=== Records shown ===

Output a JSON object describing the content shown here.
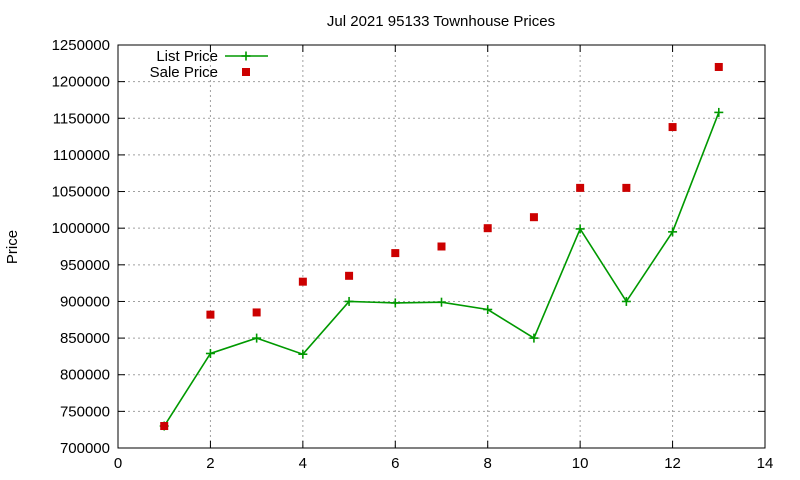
{
  "chart_data": {
    "type": "line",
    "title": "Jul 2021 95133 Townhouse Prices",
    "xlabel": "",
    "ylabel": "Price",
    "xlim": [
      0,
      14
    ],
    "ylim": [
      700000,
      1250000
    ],
    "xticks": [
      0,
      2,
      4,
      6,
      8,
      10,
      12,
      14
    ],
    "yticks": [
      700000,
      750000,
      800000,
      850000,
      900000,
      950000,
      1000000,
      1050000,
      1100000,
      1150000,
      1200000,
      1250000
    ],
    "grid": true,
    "legend_position": "top-left",
    "series": [
      {
        "name": "List Price",
        "style": "line-with-plus-markers",
        "color": "#009900",
        "x": [
          1,
          2,
          3,
          4,
          5,
          6,
          7,
          8,
          9,
          10,
          11,
          12,
          13
        ],
        "y": [
          730000,
          829000,
          850000,
          828000,
          900000,
          898000,
          899000,
          889000,
          850000,
          999000,
          900000,
          995000,
          1158000
        ]
      },
      {
        "name": "Sale Price",
        "style": "square-markers",
        "color": "#cc0000",
        "x": [
          1,
          2,
          3,
          4,
          5,
          6,
          7,
          8,
          9,
          10,
          11,
          12,
          13
        ],
        "y": [
          730000,
          882000,
          885000,
          927000,
          935000,
          966000,
          975000,
          1000000,
          1015000,
          1055000,
          1055000,
          1138000,
          1220000
        ]
      }
    ]
  }
}
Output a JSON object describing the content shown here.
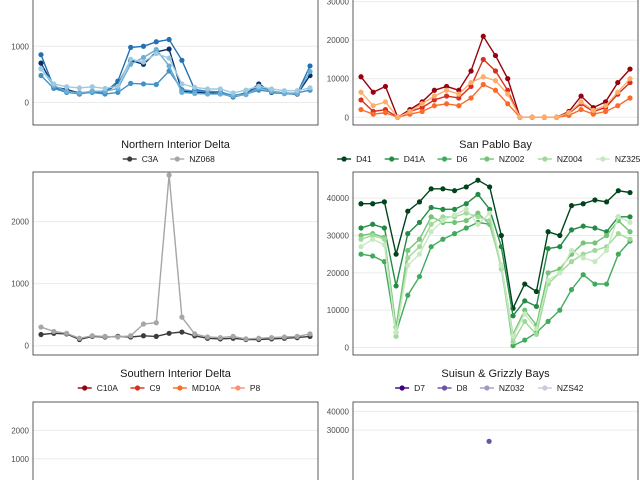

===

> _Exercise description_
Your copy should hold every record word for word and none of the pictures.

> _Exercise result_
Output a JSON object describing the content shown here.
{
  "chart_data": {
    "type": "line",
    "title": "Jul 2021 95133 Townhouse Prices",
    "xlabel": "",
    "ylabel": "Price",
    "xlim": [
      0,
      14
    ],
    "ylim": [
      700000,
      1250000
    ],
    "xticks": [
      0,
      2,
      4,
      6,
      8,
      10,
      12,
      14
    ],
    "yticks": [
      700000,
      750000,
      800000,
      850000,
      900000,
      950000,
      1000000,
      1050000,
      1100000,
      1150000,
      1200000,
      1250000
    ],
    "grid": true,
    "legend_position": "top-left",
    "series": [
      {
        "name": "List Price",
        "style": "line-with-plus-markers",
        "color": "#009900",
        "x": [
          1,
          2,
          3,
          4,
          5,
          6,
          7,
          8,
          9,
          10,
          11,
          12,
          13
        ],
        "y": [
          730000,
          829000,
          850000,
          828000,
          900000,
          898000,
          899000,
          889000,
          850000,
          999000,
          900000,
          995000,
          1158000
        ]
      },
      {
        "name": "Sale Price",
        "style": "square-markers",
        "color": "#cc0000",
        "x": [
          1,
          2,
          3,
          4,
          5,
          6,
          7,
          8,
          9,
          10,
          11,
          12,
          13
        ],
        "y": [
          730000,
          882000,
          885000,
          927000,
          935000,
          966000,
          975000,
          1000000,
          1015000,
          1055000,
          1055000,
          1138000,
          1220000
        ]
      }
    ]
  }
}
Output a JSON object describing the content shown here.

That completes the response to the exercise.